| Supplied records |
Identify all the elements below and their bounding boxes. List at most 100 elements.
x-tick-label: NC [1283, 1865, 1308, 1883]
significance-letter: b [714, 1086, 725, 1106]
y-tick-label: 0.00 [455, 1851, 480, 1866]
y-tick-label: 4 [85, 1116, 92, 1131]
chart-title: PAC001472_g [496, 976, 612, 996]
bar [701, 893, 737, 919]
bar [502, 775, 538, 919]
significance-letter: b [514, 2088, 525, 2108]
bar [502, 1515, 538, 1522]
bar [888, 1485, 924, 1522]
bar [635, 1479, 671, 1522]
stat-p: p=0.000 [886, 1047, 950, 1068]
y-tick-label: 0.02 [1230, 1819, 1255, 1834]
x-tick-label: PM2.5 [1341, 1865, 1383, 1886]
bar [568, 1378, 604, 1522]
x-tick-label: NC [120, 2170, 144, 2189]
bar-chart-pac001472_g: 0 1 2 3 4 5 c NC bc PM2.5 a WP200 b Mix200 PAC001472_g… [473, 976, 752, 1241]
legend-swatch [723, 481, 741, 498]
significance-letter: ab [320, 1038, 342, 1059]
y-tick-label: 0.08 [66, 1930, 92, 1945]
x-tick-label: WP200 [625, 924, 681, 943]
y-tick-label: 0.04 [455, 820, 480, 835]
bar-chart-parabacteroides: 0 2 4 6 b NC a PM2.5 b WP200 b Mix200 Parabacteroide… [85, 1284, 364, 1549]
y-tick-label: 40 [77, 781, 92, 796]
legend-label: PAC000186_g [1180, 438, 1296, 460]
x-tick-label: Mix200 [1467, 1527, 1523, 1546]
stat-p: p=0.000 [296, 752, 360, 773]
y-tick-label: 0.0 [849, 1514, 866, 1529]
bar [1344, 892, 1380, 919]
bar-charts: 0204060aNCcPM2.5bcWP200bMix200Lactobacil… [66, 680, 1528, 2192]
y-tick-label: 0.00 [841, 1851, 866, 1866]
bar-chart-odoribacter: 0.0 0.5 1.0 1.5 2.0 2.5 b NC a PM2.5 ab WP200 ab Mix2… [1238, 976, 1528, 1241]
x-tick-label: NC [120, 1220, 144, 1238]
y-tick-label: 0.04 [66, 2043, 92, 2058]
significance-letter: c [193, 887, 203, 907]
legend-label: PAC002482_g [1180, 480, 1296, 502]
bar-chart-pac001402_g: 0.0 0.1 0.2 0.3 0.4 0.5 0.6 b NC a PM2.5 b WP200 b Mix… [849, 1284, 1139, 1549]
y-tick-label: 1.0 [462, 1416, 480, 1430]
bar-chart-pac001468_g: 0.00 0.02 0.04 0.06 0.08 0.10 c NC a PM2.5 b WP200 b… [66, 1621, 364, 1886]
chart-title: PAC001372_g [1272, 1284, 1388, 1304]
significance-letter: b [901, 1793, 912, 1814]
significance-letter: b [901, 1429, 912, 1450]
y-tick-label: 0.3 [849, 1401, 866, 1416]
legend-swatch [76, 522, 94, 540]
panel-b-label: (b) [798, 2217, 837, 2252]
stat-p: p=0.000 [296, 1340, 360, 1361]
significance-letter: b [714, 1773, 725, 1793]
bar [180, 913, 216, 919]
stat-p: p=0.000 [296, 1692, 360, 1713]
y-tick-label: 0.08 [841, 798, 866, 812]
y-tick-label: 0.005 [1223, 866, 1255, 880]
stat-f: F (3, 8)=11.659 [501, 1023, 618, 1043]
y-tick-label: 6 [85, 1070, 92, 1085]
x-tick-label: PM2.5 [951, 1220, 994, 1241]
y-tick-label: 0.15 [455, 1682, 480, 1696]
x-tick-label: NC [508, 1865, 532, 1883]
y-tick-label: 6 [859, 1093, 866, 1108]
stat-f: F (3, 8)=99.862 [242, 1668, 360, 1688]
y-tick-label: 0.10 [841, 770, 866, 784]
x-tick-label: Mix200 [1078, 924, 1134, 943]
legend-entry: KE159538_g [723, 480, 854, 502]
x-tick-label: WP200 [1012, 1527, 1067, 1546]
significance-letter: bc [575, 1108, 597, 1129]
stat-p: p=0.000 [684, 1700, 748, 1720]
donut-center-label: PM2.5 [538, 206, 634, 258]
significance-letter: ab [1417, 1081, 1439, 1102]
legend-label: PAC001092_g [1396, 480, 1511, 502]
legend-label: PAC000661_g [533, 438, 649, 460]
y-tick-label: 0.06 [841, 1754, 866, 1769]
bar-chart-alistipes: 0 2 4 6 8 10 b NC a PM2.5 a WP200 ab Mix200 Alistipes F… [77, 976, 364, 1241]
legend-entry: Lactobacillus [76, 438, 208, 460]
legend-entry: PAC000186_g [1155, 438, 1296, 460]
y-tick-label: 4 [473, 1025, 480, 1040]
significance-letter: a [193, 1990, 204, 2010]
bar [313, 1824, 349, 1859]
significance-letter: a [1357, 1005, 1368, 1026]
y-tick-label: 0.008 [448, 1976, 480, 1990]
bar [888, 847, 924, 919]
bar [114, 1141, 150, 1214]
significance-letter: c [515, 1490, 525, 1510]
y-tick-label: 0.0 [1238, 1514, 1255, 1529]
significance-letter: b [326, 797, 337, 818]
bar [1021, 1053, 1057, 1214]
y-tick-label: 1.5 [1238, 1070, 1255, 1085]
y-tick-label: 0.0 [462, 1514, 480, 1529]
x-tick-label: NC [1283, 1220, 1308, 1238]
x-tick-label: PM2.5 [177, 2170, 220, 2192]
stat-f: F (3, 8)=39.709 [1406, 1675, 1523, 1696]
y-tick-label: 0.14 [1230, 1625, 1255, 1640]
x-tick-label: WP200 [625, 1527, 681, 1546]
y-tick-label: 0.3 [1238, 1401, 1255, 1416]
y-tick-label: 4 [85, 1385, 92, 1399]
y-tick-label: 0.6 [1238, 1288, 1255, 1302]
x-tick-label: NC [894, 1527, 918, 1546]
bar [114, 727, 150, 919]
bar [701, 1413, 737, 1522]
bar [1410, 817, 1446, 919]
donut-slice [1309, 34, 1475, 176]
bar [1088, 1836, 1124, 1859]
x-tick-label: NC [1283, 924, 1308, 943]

| Your task |
Could you render every line of the items above as a Markdown table with two columns, Row and Line, numbering the lines in order and leaving out any blank ones?

| Answer |
| Row | Line |
|---|---|
| 1 | Identify all the elements below and their bounding boxes. List at most 100 elements. |
| 2 | x-tick-label: NC [1283, 1865, 1308, 1883] |
| 3 | significance-letter: b [714, 1086, 725, 1106] |
| 4 | y-tick-label: 0.00 [455, 1851, 480, 1866] |
| 5 | y-tick-label: 4 [85, 1116, 92, 1131] |
| 6 | chart-title: PAC001472_g [496, 976, 612, 996] |
| 7 | bar [701, 893, 737, 919] |
| 8 | bar [502, 775, 538, 919] |
| 9 | significance-letter: b [514, 2088, 525, 2108] |
| 10 | bar [502, 1515, 538, 1522] |
| 11 | bar [888, 1485, 924, 1522] |
| 12 | bar [635, 1479, 671, 1522] |
| 13 | stat-p: p=0.000 [886, 1047, 950, 1068] |
| 14 | y-tick-label: 0.02 [1230, 1819, 1255, 1834] |
| 15 | x-tick-label: PM2.5 [1341, 1865, 1383, 1886] |
| 16 | bar [568, 1378, 604, 1522] |
| 17 | x-tick-label: NC [120, 2170, 144, 2189] |
| 18 | bar-chart-pac001472_g: 0 1 2 3 4 5 c NC bc PM2.5 a WP200 b Mix200 PAC001472_g… [473, 976, 752, 1241] |
| 19 | legend-swatch [723, 481, 741, 498] |
| 20 | significance-letter: ab [320, 1038, 342, 1059] |
| 21 | y-tick-label: 0.08 [66, 1930, 92, 1945] |
| 22 | x-tick-label: WP200 [625, 924, 681, 943] |
| 23 | y-tick-label: 0.04 [455, 820, 480, 835] |
| 24 | bar-chart-parabacteroides: 0 2 4 6 b NC a PM2.5 b WP200 b Mix200 Parabacteroide… [85, 1284, 364, 1549] |
| 25 | y-tick-label: 40 [77, 781, 92, 796] |
| 26 | legend-label: PAC000186_g [1180, 438, 1296, 460] |
| 27 | x-tick-label: Mix200 [1467, 1527, 1523, 1546] |
| 28 | stat-p: p=0.000 [296, 752, 360, 773] |
| 29 | y-tick-label: 0.0 [849, 1514, 866, 1529] |
| 30 | bar [1344, 892, 1380, 919] |
| 31 | bar-charts: 0204060aNCcPM2.5bcWP200bMix200Lactobacil… [66, 680, 1528, 2192] |
| 32 | y-tick-label: 0.00 [841, 1851, 866, 1866] |
| 33 | bar-chart-odoribacter: 0.0 0.5 1.0 1.5 2.0 2.5 b NC a PM2.5 ab WP200 ab Mix2… [1238, 976, 1528, 1241] |
| 34 | x-tick-label: NC [120, 1220, 144, 1238] |
| 35 | y-tick-label: 0.04 [66, 2043, 92, 2058] |
| 36 | significance-letter: c [193, 887, 203, 907] |
| 37 | legend-label: PAC002482_g [1180, 480, 1296, 502] |
| 38 | bar-chart-pac001402_g: 0.0 0.1 0.2 0.3 0.4 0.5 0.6 b NC a PM2.5 b WP200 b Mix… [849, 1284, 1139, 1549] |
| 39 | y-tick-label: 1.0 [462, 1416, 480, 1430] |
| 40 | bar-chart-pac001468_g: 0.00 0.02 0.04 0.06 0.08 0.10 c NC a PM2.5 b WP200 b… [66, 1621, 364, 1886] |
| 41 | chart-title: PAC001372_g [1272, 1284, 1388, 1304] |
| 42 | significance-letter: b [901, 1793, 912, 1814] |
| 43 | significance-letter: b [901, 1429, 912, 1450] |
| 44 | y-tick-label: 0.3 [849, 1401, 866, 1416] |
| 45 | legend-swatch [76, 522, 94, 540] |
| 46 | panel-b-label: (b) [798, 2217, 837, 2252] |
| 47 | stat-p: p=0.000 [296, 1340, 360, 1361] |
| 48 | significance-letter: b [714, 1773, 725, 1793] |
| 49 | bar [180, 913, 216, 919] |
| 50 | stat-p: p=0.000 [296, 1692, 360, 1713] |
| 51 | y-tick-label: 0.08 [841, 798, 866, 812] |
| 52 | y-tick-label: 0.005 [1223, 866, 1255, 880] |
| 53 | stat-f: F (3, 8)=11.659 [501, 1023, 618, 1043] |
| 54 | y-tick-label: 6 [85, 1070, 92, 1085] |
| 55 | x-tick-label: PM2.5 [951, 1220, 994, 1241] |
| 56 | y-tick-label: 0.15 [455, 1682, 480, 1696] |
| 57 | x-tick-label: NC [508, 1865, 532, 1883] |
| 58 | y-tick-label: 6 [859, 1093, 866, 1108] |
| 59 | stat-f: F (3, 8)=99.862 [242, 1668, 360, 1688] |
| 60 | y-tick-label: 0.10 [841, 770, 866, 784] |
| 61 | x-tick-label: Mix200 [1078, 924, 1134, 943] |
| 62 | legend-entry: KE159538_g [723, 480, 854, 502] |
| 63 | x-tick-label: WP200 [1012, 1527, 1067, 1546] |
| 64 | significance-letter: bc [575, 1108, 597, 1129] |
| 65 | stat-p: p=0.000 [684, 1700, 748, 1720] |
| 66 | donut-center-label: PM2.5 [538, 206, 634, 258] |
| 67 | significance-letter: ab [1417, 1081, 1439, 1102] |
| 68 | legend-label: PAC001092_g [1396, 480, 1511, 502] |
| 69 | legend-label: PAC000661_g [533, 438, 649, 460] |
| 70 | y-tick-label: 0.06 [841, 1754, 866, 1769] |
| 71 | bar-chart-alistipes: 0 2 4 6 8 10 b NC a PM2.5 a WP200 ab Mix200 Alistipes F… [77, 976, 364, 1241] |
| 72 | legend-entry: Lactobacillus [76, 438, 208, 460] |
| 73 | legend-entry: PAC000186_g [1155, 438, 1296, 460] |
| 74 | y-tick-label: 4 [473, 1025, 480, 1040] |
| 75 | significance-letter: a [193, 1990, 204, 2010] |
| 76 | bar [313, 1824, 349, 1859] |
| 77 | significance-letter: a [1357, 1005, 1368, 1026] |
| 78 | y-tick-label: 0.008 [448, 1976, 480, 1990] |
| 79 | bar [888, 847, 924, 919] |
| 80 | bar [114, 1141, 150, 1214] |
| 81 | significance-letter: c [515, 1490, 525, 1510] |
| 82 | y-tick-label: 0.0 [1238, 1514, 1255, 1529] |
| 83 | significance-letter: b [326, 797, 337, 818] |
| 84 | bar [1021, 1053, 1057, 1214] |
| 85 | y-tick-label: 1.5 [1238, 1070, 1255, 1085] |
| 86 | y-tick-label: 0.0 [462, 1514, 480, 1529] |
| 87 | x-tick-label: NC [1283, 1220, 1308, 1238] |
| 88 | x-tick-label: PM2.5 [177, 2170, 220, 2192] |
| 89 | stat-f: F (3, 8)=39.709 [1406, 1675, 1523, 1696] |
| 90 | y-tick-label: 0.14 [1230, 1625, 1255, 1640] |
| 91 | x-tick-label: WP200 [625, 1527, 681, 1546] |
| 92 | y-tick-label: 0.3 [1238, 1401, 1255, 1416] |
| 93 | y-tick-label: 4 [85, 1385, 92, 1399] |
| 94 | y-tick-label: 0.6 [1238, 1288, 1255, 1302] |
| 95 | x-tick-label: NC [894, 1527, 918, 1546] |
| 96 | bar [114, 727, 150, 919] |
| 97 | bar [701, 1413, 737, 1522] |
| 98 | bar [1410, 817, 1446, 919] |
| 99 | donut-slice [1309, 34, 1475, 176] |
| 100 | bar [1088, 1836, 1124, 1859] |
| 101 | x-tick-label: NC [1283, 924, 1308, 943] |